CHALLENGE: Locate the line containing "Give me the", then please write out that line and all the lines below it in the entries exactly.

Stored data
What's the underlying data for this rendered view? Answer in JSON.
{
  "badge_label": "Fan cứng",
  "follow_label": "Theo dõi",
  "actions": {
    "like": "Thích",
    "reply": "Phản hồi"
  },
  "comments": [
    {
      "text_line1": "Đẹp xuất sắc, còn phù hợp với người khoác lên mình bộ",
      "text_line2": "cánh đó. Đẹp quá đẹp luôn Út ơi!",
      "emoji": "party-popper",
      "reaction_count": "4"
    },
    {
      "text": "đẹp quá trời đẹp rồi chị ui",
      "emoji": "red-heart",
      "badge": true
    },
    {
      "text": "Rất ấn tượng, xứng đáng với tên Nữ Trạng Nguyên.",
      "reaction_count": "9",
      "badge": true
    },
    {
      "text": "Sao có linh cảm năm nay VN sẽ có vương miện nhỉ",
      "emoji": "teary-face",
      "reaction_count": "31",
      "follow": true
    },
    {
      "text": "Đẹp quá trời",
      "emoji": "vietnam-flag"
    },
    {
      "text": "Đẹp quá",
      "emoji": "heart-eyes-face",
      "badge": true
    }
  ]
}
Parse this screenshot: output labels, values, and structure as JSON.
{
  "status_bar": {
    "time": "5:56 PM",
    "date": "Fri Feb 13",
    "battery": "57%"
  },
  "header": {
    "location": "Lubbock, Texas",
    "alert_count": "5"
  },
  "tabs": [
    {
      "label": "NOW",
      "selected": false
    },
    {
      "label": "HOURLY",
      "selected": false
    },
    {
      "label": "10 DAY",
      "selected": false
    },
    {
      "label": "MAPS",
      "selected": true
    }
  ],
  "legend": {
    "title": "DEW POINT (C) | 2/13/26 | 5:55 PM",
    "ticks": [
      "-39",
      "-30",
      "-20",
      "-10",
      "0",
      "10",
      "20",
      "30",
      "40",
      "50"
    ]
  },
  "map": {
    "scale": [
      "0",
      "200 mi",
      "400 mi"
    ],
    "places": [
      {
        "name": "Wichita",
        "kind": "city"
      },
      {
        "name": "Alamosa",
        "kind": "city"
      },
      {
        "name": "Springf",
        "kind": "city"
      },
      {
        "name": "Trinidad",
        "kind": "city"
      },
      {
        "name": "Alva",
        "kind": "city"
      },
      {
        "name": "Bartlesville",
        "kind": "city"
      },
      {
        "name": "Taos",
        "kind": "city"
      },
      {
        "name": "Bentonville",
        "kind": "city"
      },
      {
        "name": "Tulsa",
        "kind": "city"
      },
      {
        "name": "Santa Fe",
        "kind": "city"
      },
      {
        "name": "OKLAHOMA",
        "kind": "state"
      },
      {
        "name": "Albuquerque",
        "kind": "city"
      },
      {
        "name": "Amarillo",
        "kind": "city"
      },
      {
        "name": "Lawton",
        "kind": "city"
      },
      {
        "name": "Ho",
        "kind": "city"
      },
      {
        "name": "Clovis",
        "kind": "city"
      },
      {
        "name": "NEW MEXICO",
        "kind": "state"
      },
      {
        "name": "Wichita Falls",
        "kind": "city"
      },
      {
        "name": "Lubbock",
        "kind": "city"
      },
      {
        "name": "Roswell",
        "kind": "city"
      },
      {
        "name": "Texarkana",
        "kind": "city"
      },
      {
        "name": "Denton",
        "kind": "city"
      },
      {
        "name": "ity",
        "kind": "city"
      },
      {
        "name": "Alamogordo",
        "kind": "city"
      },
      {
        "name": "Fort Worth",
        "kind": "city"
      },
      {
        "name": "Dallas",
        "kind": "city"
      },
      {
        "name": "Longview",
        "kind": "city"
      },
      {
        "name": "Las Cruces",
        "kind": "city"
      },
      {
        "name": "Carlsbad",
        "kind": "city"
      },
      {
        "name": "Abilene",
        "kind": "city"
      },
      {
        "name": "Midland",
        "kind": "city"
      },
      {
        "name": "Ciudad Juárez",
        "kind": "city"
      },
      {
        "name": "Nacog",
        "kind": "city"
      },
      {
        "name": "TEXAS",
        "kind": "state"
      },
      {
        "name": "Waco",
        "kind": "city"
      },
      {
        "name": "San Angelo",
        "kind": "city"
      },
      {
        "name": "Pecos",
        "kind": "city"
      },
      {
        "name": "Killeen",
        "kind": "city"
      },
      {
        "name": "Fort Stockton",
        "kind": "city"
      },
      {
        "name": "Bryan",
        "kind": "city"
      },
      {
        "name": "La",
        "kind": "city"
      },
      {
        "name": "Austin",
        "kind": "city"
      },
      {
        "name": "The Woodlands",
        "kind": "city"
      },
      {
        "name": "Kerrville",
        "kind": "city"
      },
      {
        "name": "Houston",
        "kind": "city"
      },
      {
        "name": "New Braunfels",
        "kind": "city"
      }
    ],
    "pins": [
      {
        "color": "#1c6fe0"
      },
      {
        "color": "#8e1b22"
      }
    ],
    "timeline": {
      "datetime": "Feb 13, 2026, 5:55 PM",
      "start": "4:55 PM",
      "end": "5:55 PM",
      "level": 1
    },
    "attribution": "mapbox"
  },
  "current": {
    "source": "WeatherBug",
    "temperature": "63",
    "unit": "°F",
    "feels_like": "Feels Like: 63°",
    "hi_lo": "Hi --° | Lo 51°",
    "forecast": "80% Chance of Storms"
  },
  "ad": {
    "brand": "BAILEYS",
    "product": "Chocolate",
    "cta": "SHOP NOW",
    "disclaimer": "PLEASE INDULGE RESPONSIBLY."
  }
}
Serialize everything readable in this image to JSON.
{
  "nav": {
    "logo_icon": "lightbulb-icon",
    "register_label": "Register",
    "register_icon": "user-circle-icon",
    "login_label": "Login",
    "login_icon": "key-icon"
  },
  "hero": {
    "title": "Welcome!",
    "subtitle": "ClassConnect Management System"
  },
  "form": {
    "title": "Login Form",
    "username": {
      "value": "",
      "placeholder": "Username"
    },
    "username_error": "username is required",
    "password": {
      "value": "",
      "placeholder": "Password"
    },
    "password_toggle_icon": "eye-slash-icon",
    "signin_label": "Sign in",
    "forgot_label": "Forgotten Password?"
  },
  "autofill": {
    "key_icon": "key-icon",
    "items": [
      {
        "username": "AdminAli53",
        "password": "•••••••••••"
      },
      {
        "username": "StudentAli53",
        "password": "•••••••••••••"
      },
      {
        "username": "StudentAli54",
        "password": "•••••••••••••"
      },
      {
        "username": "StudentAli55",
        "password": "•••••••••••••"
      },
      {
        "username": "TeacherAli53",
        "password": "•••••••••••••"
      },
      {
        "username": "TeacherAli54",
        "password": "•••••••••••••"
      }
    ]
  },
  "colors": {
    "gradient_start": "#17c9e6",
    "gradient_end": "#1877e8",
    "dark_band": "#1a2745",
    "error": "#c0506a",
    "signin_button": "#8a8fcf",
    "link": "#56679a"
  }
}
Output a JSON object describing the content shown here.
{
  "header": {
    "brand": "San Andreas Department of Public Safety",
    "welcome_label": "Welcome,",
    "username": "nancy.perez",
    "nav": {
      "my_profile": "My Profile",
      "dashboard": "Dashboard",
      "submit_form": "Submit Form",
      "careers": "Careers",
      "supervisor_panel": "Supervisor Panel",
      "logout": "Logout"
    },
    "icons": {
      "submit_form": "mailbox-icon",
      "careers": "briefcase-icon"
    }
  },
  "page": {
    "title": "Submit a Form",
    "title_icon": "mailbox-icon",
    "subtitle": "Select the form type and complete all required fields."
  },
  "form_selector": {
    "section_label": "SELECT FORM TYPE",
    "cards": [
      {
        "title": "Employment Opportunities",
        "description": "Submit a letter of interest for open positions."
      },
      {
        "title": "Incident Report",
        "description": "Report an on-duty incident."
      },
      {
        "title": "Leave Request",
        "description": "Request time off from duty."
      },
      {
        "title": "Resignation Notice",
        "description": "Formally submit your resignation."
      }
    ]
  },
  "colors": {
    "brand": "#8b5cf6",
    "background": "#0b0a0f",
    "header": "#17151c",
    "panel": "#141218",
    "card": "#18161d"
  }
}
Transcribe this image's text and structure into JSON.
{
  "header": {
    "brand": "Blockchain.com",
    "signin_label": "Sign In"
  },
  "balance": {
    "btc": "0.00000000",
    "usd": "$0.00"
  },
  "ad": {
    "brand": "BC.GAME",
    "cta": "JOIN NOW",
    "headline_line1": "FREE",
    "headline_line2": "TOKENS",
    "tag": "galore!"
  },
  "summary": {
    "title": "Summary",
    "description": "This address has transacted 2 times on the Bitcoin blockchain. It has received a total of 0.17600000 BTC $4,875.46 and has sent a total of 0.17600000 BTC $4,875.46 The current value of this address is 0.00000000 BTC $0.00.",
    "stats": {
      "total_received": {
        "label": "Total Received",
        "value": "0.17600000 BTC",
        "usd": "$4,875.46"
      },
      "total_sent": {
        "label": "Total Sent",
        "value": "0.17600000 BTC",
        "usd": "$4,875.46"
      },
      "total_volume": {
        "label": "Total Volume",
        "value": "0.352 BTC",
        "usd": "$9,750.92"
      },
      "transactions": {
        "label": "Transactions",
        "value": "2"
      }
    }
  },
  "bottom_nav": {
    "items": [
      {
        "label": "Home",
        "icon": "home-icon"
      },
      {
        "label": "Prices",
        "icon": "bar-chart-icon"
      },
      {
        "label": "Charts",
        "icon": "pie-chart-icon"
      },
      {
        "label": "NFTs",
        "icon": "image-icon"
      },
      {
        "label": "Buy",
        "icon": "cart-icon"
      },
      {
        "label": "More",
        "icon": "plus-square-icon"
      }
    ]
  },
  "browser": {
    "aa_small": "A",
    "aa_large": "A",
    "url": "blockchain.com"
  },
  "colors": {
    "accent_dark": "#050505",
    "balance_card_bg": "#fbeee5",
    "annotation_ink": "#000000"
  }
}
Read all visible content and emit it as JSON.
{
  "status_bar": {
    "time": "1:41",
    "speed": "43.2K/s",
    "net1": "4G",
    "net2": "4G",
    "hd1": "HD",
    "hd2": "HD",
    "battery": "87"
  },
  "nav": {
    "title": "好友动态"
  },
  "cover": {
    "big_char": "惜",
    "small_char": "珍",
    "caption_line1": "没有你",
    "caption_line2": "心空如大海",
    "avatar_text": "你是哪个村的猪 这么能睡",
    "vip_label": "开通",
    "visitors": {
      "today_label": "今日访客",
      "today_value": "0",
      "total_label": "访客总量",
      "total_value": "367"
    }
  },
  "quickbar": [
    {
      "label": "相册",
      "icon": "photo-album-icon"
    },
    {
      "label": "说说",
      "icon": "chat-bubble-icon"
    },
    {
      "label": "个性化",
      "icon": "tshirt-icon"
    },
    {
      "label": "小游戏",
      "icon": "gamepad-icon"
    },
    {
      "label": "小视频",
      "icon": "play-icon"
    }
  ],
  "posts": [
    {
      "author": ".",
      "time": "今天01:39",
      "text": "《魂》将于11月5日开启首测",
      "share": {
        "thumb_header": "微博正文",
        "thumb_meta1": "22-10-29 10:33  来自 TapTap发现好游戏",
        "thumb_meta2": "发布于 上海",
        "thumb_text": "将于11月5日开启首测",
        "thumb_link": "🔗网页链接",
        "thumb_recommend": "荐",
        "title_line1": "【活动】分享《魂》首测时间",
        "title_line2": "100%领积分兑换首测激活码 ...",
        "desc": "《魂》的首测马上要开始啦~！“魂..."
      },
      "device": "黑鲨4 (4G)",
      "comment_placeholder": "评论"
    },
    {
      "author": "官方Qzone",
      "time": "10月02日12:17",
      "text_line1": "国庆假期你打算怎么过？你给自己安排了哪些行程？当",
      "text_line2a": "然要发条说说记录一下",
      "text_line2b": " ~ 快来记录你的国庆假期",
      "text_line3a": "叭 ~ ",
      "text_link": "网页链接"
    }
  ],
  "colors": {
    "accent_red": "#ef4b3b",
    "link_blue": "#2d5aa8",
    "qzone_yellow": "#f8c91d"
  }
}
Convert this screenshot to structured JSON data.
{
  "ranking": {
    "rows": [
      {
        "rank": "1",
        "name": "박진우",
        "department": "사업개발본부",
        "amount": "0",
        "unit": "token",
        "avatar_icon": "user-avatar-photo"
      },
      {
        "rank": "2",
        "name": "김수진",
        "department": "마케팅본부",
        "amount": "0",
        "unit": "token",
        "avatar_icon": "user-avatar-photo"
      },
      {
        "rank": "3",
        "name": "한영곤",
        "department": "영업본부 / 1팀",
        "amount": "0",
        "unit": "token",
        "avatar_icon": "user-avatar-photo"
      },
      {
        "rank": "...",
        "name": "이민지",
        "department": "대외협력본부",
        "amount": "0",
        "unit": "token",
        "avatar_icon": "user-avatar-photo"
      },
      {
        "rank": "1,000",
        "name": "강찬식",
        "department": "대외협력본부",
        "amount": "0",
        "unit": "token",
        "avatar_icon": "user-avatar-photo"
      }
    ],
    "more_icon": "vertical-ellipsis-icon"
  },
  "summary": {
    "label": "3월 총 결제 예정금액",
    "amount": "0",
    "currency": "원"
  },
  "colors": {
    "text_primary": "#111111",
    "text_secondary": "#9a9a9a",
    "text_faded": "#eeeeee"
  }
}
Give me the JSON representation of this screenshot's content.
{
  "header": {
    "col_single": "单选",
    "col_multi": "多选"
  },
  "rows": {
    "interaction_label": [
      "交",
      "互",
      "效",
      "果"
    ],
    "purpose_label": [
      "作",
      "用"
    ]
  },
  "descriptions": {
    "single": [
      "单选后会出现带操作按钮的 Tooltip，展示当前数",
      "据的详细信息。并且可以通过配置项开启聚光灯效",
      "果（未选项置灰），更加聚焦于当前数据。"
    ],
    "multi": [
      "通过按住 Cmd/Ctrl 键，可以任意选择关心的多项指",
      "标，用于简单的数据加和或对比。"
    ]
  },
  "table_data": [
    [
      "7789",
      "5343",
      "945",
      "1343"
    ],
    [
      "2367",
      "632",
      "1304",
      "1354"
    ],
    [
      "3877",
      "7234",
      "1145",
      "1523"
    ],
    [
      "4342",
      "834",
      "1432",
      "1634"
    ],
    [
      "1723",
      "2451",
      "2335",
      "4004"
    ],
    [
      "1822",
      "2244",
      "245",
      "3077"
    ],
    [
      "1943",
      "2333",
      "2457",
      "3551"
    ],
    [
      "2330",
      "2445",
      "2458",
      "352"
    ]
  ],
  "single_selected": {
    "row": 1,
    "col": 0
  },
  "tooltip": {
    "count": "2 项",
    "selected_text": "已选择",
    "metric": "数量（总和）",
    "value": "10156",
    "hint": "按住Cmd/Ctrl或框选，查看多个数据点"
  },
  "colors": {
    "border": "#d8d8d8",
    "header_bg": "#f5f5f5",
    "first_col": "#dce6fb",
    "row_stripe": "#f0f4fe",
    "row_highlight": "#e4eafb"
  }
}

FINISHED ANSWER:
Give me the JSON representation of this screenshot's content.
{
  "header": {
    "col_single": "单选",
    "col_multi": "多选"
  },
  "rows": {
    "interaction_label": [
      "交",
      "互",
      "效",
      "果"
    ],
    "purpose_label": [
      "作",
      "用"
    ]
  },
  "descriptions": {
    "single": [
      "单选后会出现带操作按钮的 Tooltip，展示当前数",
      "据的详细信息。并且可以通过配置项开启聚光灯效",
      "果（未选项置灰），更加聚焦于当前数据。"
    ],
    "multi": [
      "通过按住 Cmd/Ctrl 键，可以任意选择关心的多项指",
      "标，用于简单的数据加和或对比。"
    ]
  },
  "table_data": [
    [
      "7789",
      "5343",
      "945",
      "1343"
    ],
    [
      "2367",
      "632",
      "1304",
      "1354"
    ],
    [
      "3877",
      "7234",
      "1145",
      "1523"
    ],
    [
      "4342",
      "834",
      "1432",
      "1634"
    ],
    [
      "1723",
      "2451",
      "2335",
      "4004"
    ],
    [
      "1822",
      "2244",
      "245",
      "3077"
    ],
    [
      "1943",
      "2333",
      "2457",
      "3551"
    ],
    [
      "2330",
      "2445",
      "2458",
      "352"
    ]
  ],
  "single_selected": {
    "row": 1,
    "col": 0
  },
  "tooltip": {
    "count": "2 项",
    "selected_text": "已选择",
    "metric": "数量（总和）",
    "value": "10156",
    "hint": "按住Cmd/Ctrl或框选，查看多个数据点"
  },
  "colors": {
    "border": "#d8d8d8",
    "header_bg": "#f5f5f5",
    "first_col": "#dce6fb",
    "row_stripe": "#f0f4fe",
    "row_highlight": "#e4eafb"
  }
}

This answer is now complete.